## begin

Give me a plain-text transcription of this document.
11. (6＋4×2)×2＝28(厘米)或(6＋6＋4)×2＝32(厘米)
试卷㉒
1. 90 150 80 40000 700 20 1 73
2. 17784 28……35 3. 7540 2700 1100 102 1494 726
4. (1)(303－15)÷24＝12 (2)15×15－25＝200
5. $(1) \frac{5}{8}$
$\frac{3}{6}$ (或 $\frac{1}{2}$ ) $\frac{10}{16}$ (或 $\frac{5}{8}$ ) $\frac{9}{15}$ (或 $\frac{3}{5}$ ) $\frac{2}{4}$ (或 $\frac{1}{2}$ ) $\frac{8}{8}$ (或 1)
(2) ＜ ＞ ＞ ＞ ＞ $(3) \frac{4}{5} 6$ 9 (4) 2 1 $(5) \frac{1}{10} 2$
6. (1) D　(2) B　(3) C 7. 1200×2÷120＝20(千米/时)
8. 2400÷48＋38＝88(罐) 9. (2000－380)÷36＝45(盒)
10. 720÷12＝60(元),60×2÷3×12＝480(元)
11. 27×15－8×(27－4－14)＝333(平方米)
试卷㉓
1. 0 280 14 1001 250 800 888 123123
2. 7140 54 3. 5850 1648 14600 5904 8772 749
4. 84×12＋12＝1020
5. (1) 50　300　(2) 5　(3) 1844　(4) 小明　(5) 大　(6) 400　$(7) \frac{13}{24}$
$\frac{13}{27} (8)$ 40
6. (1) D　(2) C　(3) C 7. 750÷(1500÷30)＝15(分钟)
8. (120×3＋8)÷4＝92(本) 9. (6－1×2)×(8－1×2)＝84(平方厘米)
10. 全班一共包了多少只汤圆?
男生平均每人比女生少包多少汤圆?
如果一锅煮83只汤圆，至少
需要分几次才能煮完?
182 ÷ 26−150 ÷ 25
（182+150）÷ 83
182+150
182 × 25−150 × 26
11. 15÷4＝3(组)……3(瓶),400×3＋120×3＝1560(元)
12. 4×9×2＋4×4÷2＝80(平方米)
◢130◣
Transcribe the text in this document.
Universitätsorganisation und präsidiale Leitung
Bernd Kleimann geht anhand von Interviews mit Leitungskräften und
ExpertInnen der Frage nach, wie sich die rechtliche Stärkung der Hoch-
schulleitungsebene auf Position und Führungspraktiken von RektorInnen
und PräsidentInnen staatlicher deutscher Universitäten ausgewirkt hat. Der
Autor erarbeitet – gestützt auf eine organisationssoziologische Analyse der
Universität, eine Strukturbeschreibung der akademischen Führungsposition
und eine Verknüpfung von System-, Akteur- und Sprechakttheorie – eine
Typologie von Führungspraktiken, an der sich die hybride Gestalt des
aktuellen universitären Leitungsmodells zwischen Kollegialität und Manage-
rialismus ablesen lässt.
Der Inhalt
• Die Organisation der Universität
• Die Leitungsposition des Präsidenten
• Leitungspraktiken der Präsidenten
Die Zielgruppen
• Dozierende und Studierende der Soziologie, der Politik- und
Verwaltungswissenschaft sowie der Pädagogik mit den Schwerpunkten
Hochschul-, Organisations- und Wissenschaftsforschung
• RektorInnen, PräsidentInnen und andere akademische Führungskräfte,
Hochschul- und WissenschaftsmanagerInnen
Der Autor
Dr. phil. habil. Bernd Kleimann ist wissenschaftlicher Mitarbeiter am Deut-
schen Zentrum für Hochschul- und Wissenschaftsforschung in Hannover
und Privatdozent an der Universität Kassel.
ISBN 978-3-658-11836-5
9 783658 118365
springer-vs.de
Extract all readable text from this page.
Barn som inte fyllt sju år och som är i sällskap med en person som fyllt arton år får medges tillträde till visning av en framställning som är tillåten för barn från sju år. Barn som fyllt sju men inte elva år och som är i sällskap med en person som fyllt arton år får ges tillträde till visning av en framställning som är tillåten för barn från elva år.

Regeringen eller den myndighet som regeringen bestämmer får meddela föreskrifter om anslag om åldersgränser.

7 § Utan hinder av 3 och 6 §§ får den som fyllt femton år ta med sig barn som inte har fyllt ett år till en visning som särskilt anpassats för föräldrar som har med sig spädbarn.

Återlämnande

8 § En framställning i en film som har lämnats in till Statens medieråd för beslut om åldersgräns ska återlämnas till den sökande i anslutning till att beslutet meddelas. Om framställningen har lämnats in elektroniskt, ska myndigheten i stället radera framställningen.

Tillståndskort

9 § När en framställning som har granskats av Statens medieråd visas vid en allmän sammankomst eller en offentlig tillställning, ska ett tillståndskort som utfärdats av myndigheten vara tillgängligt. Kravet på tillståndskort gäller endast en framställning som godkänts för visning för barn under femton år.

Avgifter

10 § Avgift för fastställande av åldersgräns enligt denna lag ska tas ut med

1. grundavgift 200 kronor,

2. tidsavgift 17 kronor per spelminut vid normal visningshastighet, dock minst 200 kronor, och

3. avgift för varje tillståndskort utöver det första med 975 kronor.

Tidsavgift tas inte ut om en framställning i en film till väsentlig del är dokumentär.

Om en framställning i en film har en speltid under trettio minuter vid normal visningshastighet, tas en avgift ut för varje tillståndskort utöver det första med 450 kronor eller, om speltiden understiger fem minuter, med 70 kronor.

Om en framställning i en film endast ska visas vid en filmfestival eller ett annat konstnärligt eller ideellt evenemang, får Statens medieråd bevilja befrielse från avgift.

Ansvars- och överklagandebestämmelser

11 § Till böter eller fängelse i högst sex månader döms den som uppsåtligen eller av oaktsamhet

## end

> _Task instructions_:
Without changing a word, restate the whole listing.

> _Output below_:
Give me a plain-text transcription of this document.
11. (6＋4×2)×2＝28(厘米)或(6＋6＋4)×2＝32(厘米)
试卷㉒
1. 90 150 80 40000 700 20 1 73
2. 17784 28……35 3. 7540 2700 1100 102 1494 726
4. (1)(303－15)÷24＝12 (2)15×15－25＝200
5. $(1) \frac{5}{8}$
$\frac{3}{6}$ (或 $\frac{1}{2}$ ) $\frac{10}{16}$ (或 $\frac{5}{8}$ ) $\frac{9}{15}$ (或 $\frac{3}{5}$ ) $\frac{2}{4}$ (或 $\frac{1}{2}$ ) $\frac{8}{8}$ (或 1)
(2) ＜ ＞ ＞ ＞ ＞ $(3) \frac{4}{5} 6$ 9 (4) 2 1 $(5) \frac{1}{10} 2$
6. (1) D　(2) B　(3) C 7. 1200×2÷120＝20(千米/时)
8. 2400÷48＋38＝88(罐) 9. (2000－380)÷36＝45(盒)
10. 720÷12＝60(元),60×2÷3×12＝480(元)
11. 27×15－8×(27－4－14)＝333(平方米)
试卷㉓
1. 0 280 14 1001 250 800 888 123123
2. 7140 54 3. 5850 1648 14600 5904 8772 749
4. 84×12＋12＝1020
5. (1) 50　300　(2) 5　(3) 1844　(4) 小明　(5) 大　(6) 400　$(7) \frac{13}{24}$
$\frac{13}{27} (8)$ 40
6. (1) D　(2) C　(3) C 7. 750÷(1500÷30)＝15(分钟)
8. (120×3＋8)÷4＝92(本) 9. (6－1×2)×(8－1×2)＝84(平方厘米)
10. 全班一共包了多少只汤圆?
男生平均每人比女生少包多少汤圆?
如果一锅煮83只汤圆，至少
需要分几次才能煮完?
182 ÷ 26−150 ÷ 25
（182+150）÷ 83
182+150
182 × 25−150 × 26
11. 15÷4＝3(组)……3(瓶),400×3＋120×3＝1560(元)
12. 4×9×2＋4×4÷2＝80(平方米)
◢130◣
Transcribe the text in this document.
Universitätsorganisation und präsidiale Leitung
Bernd Kleimann geht anhand von Interviews mit Leitungskräften und
ExpertInnen der Frage nach, wie sich die rechtliche Stärkung der Hoch-
schulleitungsebene auf Position und Führungspraktiken von RektorInnen
und PräsidentInnen staatlicher deutscher Universitäten ausgewirkt hat. Der
Autor erarbeitet – gestützt auf eine organisationssoziologische Analyse der
Universität, eine Strukturbeschreibung der akademischen Führungsposition
und eine Verknüpfung von System-, Akteur- und Sprechakttheorie – eine
Typologie von Führungspraktiken, an der sich die hybride Gestalt des
aktuellen universitären Leitungsmodells zwischen Kollegialität und Manage-
rialismus ablesen lässt.
Der Inhalt
• Die Organisation der Universität
• Die Leitungsposition des Präsidenten
• Leitungspraktiken der Präsidenten
Die Zielgruppen
• Dozierende und Studierende der Soziologie, der Politik- und
Verwaltungswissenschaft sowie der Pädagogik mit den Schwerpunkten
Hochschul-, Organisations- und Wissenschaftsforschung
• RektorInnen, PräsidentInnen und andere akademische Führungskräfte,
Hochschul- und WissenschaftsmanagerInnen
Der Autor
Dr. phil. habil. Bernd Kleimann ist wissenschaftlicher Mitarbeiter am Deut-
schen Zentrum für Hochschul- und Wissenschaftsforschung in Hannover
und Privatdozent an der Universität Kassel.
ISBN 978-3-658-11836-5
9 783658 118365
springer-vs.de
Extract all readable text from this page.
Barn som inte fyllt sju år och som är i sällskap med en person som fyllt arton år får medges tillträde till visning av en framställning som är tillåten för barn från sju år. Barn som fyllt sju men inte elva år och som är i sällskap med en person som fyllt arton år får ges tillträde till visning av en framställning som är tillåten för barn från elva år.

Regeringen eller den myndighet som regeringen bestämmer får meddela föreskrifter om anslag om åldersgränser.

7 § Utan hinder av 3 och 6 §§ får den som fyllt femton år ta med sig barn som inte har fyllt ett år till en visning som särskilt anpassats för föräldrar som har med sig spädbarn.

Återlämnande

8 § En framställning i en film som har lämnats in till Statens medieråd för beslut om åldersgräns ska återlämnas till den sökande i anslutning till att beslutet meddelas. Om framställningen har lämnats in elektroniskt, ska myndigheten i stället radera framställningen.

Tillståndskort

9 § När en framställning som har granskats av Statens medieråd visas vid en allmän sammankomst eller en offentlig tillställning, ska ett tillståndskort som utfärdats av myndigheten vara tillgängligt. Kravet på tillståndskort gäller endast en framställning som godkänts för visning för barn under femton år.

Avgifter

10 § Avgift för fastställande av åldersgräns enligt denna lag ska tas ut med

1. grundavgift 200 kronor,

2. tidsavgift 17 kronor per spelminut vid normal visningshastighet, dock minst 200 kronor, och

3. avgift för varje tillståndskort utöver det första med 975 kronor.

Tidsavgift tas inte ut om en framställning i en film till väsentlig del är dokumentär.

Om en framställning i en film har en speltid under trettio minuter vid normal visningshastighet, tas en avgift ut för varje tillståndskort utöver det första med 450 kronor eller, om speltiden understiger fem minuter, med 70 kronor.

Om en framställning i en film endast ska visas vid en filmfestival eller ett annat konstnärligt eller ideellt evenemang, får Statens medieråd bevilja befrielse från avgift.

Ansvars- och överklagandebestämmelser

11 § Till böter eller fängelse i högst sex månader döms den som uppsåtligen eller av oaktsamhet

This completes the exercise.